__PROBLEM TO SOLVE__
Leaving out the pictures, retype all the material exactly.

__MATERIAL PROVIDED__

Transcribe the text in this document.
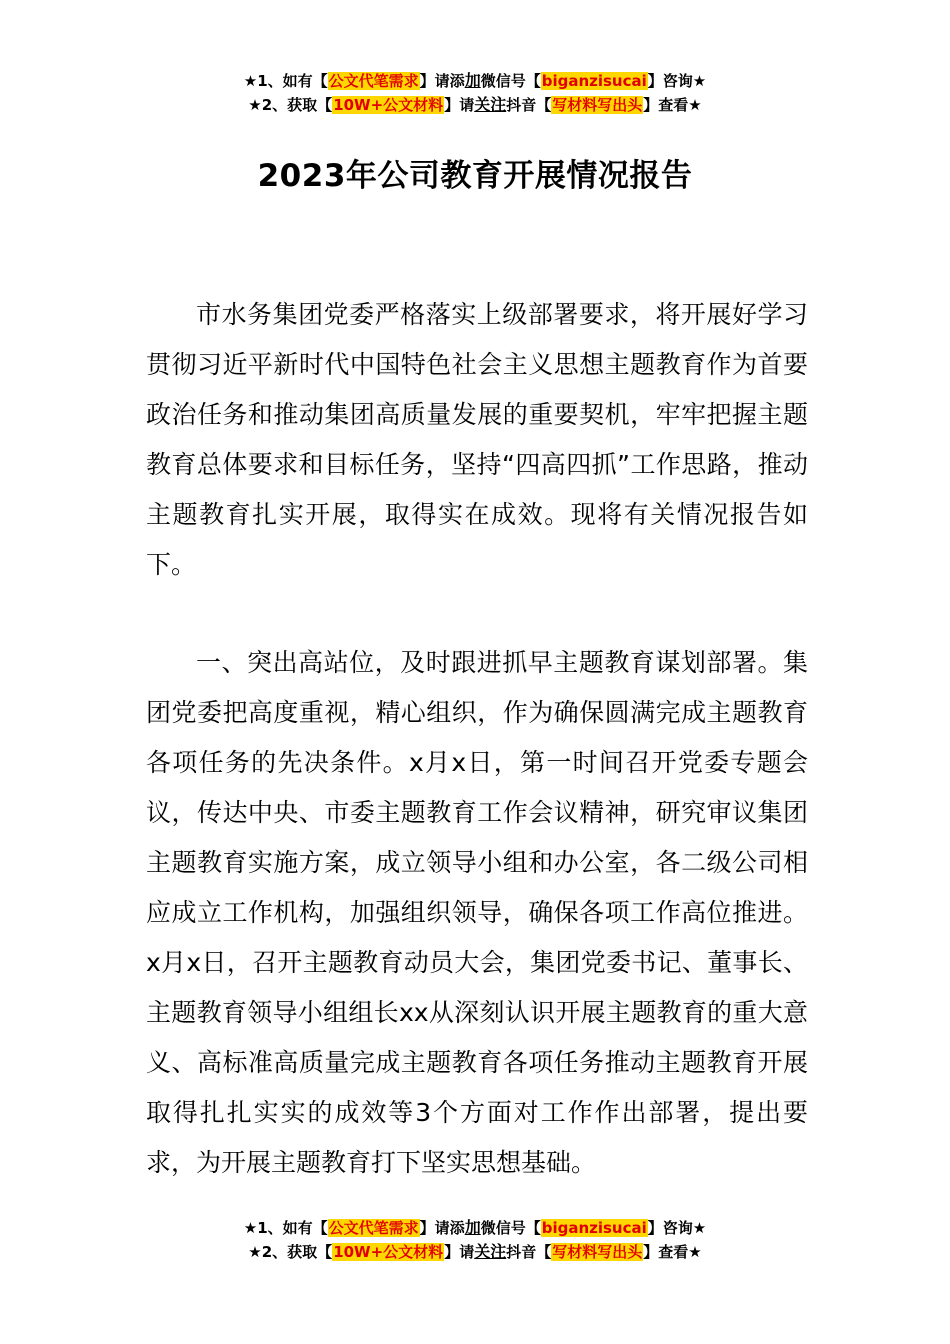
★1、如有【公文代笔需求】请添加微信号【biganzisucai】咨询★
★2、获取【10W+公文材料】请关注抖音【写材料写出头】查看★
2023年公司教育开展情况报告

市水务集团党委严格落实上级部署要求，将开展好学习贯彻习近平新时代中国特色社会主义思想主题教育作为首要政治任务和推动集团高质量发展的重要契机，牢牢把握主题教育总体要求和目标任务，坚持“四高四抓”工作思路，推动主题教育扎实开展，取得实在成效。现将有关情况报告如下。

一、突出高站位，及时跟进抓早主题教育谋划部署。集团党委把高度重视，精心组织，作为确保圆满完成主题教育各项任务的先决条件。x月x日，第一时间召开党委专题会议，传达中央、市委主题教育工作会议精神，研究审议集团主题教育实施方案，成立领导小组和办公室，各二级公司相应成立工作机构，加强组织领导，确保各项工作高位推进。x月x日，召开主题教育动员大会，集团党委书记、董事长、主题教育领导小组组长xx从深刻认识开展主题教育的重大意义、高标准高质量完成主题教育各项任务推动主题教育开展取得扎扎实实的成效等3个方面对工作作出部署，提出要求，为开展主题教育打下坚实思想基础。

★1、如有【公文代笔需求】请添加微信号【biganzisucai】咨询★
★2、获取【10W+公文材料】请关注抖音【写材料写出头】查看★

__WRITTEN ANSWER__
Transcribe the text in this document.
★1、如有【公文代笔需求】请添加微信号【biganzisucai】咨询★
★2、获取【10W+公文材料】请关注抖音【写材料写出头】查看★
2023年公司教育开展情况报告

市水务集团党委严格落实上级部署要求，将开展好学习贯彻习近平新时代中国特色社会主义思想主题教育作为首要政治任务和推动集团高质量发展的重要契机，牢牢把握主题教育总体要求和目标任务，坚持“四高四抓”工作思路，推动主题教育扎实开展，取得实在成效。现将有关情况报告如下。

一、突出高站位，及时跟进抓早主题教育谋划部署。集团党委把高度重视，精心组织，作为确保圆满完成主题教育各项任务的先决条件。x月x日，第一时间召开党委专题会议，传达中央、市委主题教育工作会议精神，研究审议集团主题教育实施方案，成立领导小组和办公室，各二级公司相应成立工作机构，加强组织领导，确保各项工作高位推进。x月x日，召开主题教育动员大会，集团党委书记、董事长、主题教育领导小组组长xx从深刻认识开展主题教育的重大意义、高标准高质量完成主题教育各项任务推动主题教育开展取得扎扎实实的成效等3个方面对工作作出部署，提出要求，为开展主题教育打下坚实思想基础。

★1、如有【公文代笔需求】请添加微信号【biganzisucai】咨询★
★2、获取【10W+公文材料】请关注抖音【写材料写出头】查看★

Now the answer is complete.